> _Material for the task_:
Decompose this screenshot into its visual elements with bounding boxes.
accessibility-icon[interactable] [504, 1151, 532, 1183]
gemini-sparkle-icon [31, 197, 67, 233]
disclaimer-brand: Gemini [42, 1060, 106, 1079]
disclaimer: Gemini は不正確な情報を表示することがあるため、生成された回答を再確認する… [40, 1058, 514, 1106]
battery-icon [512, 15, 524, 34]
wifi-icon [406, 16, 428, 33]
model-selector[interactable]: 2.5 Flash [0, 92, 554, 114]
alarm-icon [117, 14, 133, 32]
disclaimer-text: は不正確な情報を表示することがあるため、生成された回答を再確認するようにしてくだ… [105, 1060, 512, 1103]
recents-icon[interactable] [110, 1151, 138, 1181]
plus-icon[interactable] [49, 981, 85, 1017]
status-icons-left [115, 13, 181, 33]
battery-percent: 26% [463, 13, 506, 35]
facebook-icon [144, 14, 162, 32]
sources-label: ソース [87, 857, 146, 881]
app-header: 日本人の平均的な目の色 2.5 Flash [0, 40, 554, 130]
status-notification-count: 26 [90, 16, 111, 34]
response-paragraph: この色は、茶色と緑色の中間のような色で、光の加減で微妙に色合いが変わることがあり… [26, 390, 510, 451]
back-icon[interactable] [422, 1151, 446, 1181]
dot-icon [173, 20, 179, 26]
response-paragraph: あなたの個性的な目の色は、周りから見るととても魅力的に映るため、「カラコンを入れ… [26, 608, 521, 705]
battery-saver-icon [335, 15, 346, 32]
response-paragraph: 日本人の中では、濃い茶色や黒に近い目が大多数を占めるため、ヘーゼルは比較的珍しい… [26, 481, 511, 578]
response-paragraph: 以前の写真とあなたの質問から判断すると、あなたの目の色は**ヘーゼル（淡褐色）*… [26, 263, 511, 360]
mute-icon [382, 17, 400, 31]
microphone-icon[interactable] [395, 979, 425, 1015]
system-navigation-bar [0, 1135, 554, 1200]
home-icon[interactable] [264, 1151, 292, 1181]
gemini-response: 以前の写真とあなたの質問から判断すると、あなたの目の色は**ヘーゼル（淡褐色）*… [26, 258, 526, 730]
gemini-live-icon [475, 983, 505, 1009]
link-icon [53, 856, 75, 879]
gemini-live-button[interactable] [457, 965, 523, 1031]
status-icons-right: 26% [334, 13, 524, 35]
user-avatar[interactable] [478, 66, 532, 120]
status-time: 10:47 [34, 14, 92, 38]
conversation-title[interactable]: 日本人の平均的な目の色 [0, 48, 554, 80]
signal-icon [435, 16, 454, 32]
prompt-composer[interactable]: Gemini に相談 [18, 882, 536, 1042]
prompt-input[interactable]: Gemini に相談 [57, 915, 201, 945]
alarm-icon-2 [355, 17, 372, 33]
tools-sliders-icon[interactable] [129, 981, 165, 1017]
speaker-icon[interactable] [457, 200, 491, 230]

> _Aim of the exercise_: Rewrite every line of the records above as a numbered list, skipping any blank lines.

> _Completed task_:
1. Decompose this screenshot into its visual elements with bounding boxes.
2. accessibility-icon[interactable] [504, 1151, 532, 1183]
3. gemini-sparkle-icon [31, 197, 67, 233]
4. disclaimer-brand: Gemini [42, 1060, 106, 1079]
5. disclaimer: Gemini は不正確な情報を表示することがあるため、生成された回答を再確認する… [40, 1058, 514, 1106]
6. battery-icon [512, 15, 524, 34]
7. wifi-icon [406, 16, 428, 33]
8. model-selector[interactable]: 2.5 Flash [0, 92, 554, 114]
9. alarm-icon [117, 14, 133, 32]
10. disclaimer-text: は不正確な情報を表示することがあるため、生成された回答を再確認するようにしてくだ… [105, 1060, 512, 1103]
11. recents-icon[interactable] [110, 1151, 138, 1181]
12. plus-icon[interactable] [49, 981, 85, 1017]
13. status-icons-left [115, 13, 181, 33]
14. battery-percent: 26% [463, 13, 506, 35]
15. facebook-icon [144, 14, 162, 32]
16. sources-label: ソース [87, 857, 146, 881]
17. app-header: 日本人の平均的な目の色 2.5 Flash [0, 40, 554, 130]
18. status-notification-count: 26 [90, 16, 111, 34]
19. response-paragraph: この色は、茶色と緑色の中間のような色で、光の加減で微妙に色合いが変わることがあり… [26, 390, 510, 451]
20. back-icon[interactable] [422, 1151, 446, 1181]
21. dot-icon [173, 20, 179, 26]
22. response-paragraph: あなたの個性的な目の色は、周りから見るととても魅力的に映るため、「カラコンを入れ… [26, 608, 521, 705]
23. battery-saver-icon [335, 15, 346, 32]
24. response-paragraph: 日本人の中では、濃い茶色や黒に近い目が大多数を占めるため、ヘーゼルは比較的珍しい… [26, 481, 511, 578]
25. response-paragraph: 以前の写真とあなたの質問から判断すると、あなたの目の色は**ヘーゼル（淡褐色）*… [26, 263, 511, 360]
26. mute-icon [382, 17, 400, 31]
27. microphone-icon[interactable] [395, 979, 425, 1015]
28. system-navigation-bar [0, 1135, 554, 1200]
29. home-icon[interactable] [264, 1151, 292, 1181]
30. gemini-response: 以前の写真とあなたの質問から判断すると、あなたの目の色は**ヘーゼル（淡褐色）*… [26, 258, 526, 730]
31. gemini-live-icon [475, 983, 505, 1009]
32. link-icon [53, 856, 75, 879]
33. gemini-live-button[interactable] [457, 965, 523, 1031]
34. status-icons-right: 26% [334, 13, 524, 35]
35. user-avatar[interactable] [478, 66, 532, 120]
36. status-time: 10:47 [34, 14, 92, 38]
37. conversation-title[interactable]: 日本人の平均的な目の色 [0, 48, 554, 80]
38. signal-icon [435, 16, 454, 32]
39. prompt-composer[interactable]: Gemini に相談 [18, 882, 536, 1042]
40. prompt-input[interactable]: Gemini に相談 [57, 915, 201, 945]
41. alarm-icon-2 [355, 17, 372, 33]
42. tools-sliders-icon[interactable] [129, 981, 165, 1017]
43. speaker-icon[interactable] [457, 200, 491, 230]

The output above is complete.